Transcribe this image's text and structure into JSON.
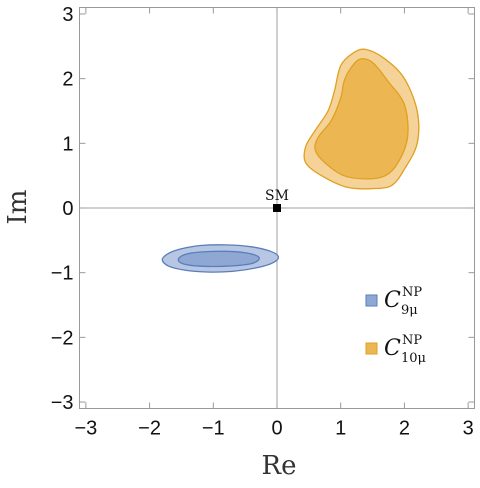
{
  "chart_data": {
    "type": "contour",
    "xlabel": "Re",
    "ylabel": "Im",
    "xlim": [
      -3.1,
      3.1
    ],
    "ylim": [
      -3.1,
      3.1
    ],
    "xticks": [
      -3,
      -2,
      -1,
      0,
      1,
      2,
      3
    ],
    "yticks": [
      -3,
      -2,
      -1,
      0,
      1,
      2,
      3
    ],
    "xtick_labels": [
      "−3",
      "−2",
      "−1",
      "0",
      "1",
      "2",
      "3"
    ],
    "ytick_labels": [
      "−3",
      "−2",
      "−1",
      "0",
      "1",
      "2",
      "3"
    ],
    "grid": false,
    "legend_position": "bottom-right",
    "annotations": [
      {
        "text": "SM",
        "x": 0,
        "y": 0
      }
    ],
    "series": [
      {
        "name": "C9μNP",
        "legend": {
          "base": "C",
          "sup": "NP",
          "sub": "9μ"
        },
        "color": "#5a7ebb",
        "regions": [
          {
            "level": "outer",
            "fill": "#b7c7e3",
            "stroke": "#5a7ebb",
            "points": [
              [
                -1.8,
                -0.8
              ],
              [
                -1.7,
                -0.7
              ],
              [
                -1.5,
                -0.63
              ],
              [
                -1.2,
                -0.58
              ],
              [
                -0.8,
                -0.57
              ],
              [
                -0.4,
                -0.6
              ],
              [
                -0.1,
                -0.67
              ],
              [
                0.02,
                -0.75
              ],
              [
                -0.05,
                -0.84
              ],
              [
                -0.3,
                -0.92
              ],
              [
                -0.7,
                -0.98
              ],
              [
                -1.1,
                -0.99
              ],
              [
                -1.45,
                -0.96
              ],
              [
                -1.7,
                -0.9
              ]
            ]
          },
          {
            "level": "inner",
            "fill": "#8fa8d3",
            "stroke": "#5a7ebb",
            "points": [
              [
                -1.55,
                -0.8
              ],
              [
                -1.45,
                -0.72
              ],
              [
                -1.2,
                -0.68
              ],
              [
                -0.8,
                -0.67
              ],
              [
                -0.45,
                -0.7
              ],
              [
                -0.28,
                -0.77
              ],
              [
                -0.4,
                -0.86
              ],
              [
                -0.8,
                -0.9
              ],
              [
                -1.2,
                -0.9
              ],
              [
                -1.45,
                -0.87
              ]
            ]
          }
        ]
      },
      {
        "name": "C10μNP",
        "legend": {
          "base": "C",
          "sup": "NP",
          "sub": "10μ"
        },
        "color": "#e0a020",
        "regions": [
          {
            "level": "outer",
            "fill": "#f5d398",
            "stroke": "#e0a020",
            "points": [
              [
                1.2,
                2.4
              ],
              [
                1.4,
                2.45
              ],
              [
                1.7,
                2.3
              ],
              [
                2.0,
                2.0
              ],
              [
                2.2,
                1.5
              ],
              [
                2.2,
                1.0
              ],
              [
                2.0,
                0.6
              ],
              [
                1.8,
                0.35
              ],
              [
                1.5,
                0.3
              ],
              [
                1.1,
                0.32
              ],
              [
                0.7,
                0.5
              ],
              [
                0.45,
                0.7
              ],
              [
                0.45,
                0.95
              ],
              [
                0.6,
                1.2
              ],
              [
                0.8,
                1.5
              ],
              [
                0.9,
                1.8
              ],
              [
                1.0,
                2.2
              ]
            ]
          },
          {
            "level": "inner",
            "fill": "#ecb652",
            "stroke": "#e0a020",
            "points": [
              [
                1.15,
                2.15
              ],
              [
                1.3,
                2.3
              ],
              [
                1.5,
                2.25
              ],
              [
                1.75,
                1.95
              ],
              [
                2.0,
                1.6
              ],
              [
                2.05,
                1.1
              ],
              [
                1.9,
                0.7
              ],
              [
                1.7,
                0.5
              ],
              [
                1.4,
                0.45
              ],
              [
                1.05,
                0.5
              ],
              [
                0.75,
                0.7
              ],
              [
                0.6,
                0.9
              ],
              [
                0.65,
                1.1
              ],
              [
                0.85,
                1.35
              ],
              [
                1.0,
                1.7
              ],
              [
                1.05,
                1.95
              ]
            ]
          }
        ]
      }
    ],
    "points": [
      {
        "label": "SM",
        "x": 0,
        "y": 0
      }
    ]
  }
}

### WHAT TO PRODUCE
Go through the records. Copy each line where "fill" appears.

### TASK RESPONSE
            "fill": "#b7c7e3",
            "fill": "#8fa8d3",
            "fill": "#f5d398",
            "fill": "#ecb652",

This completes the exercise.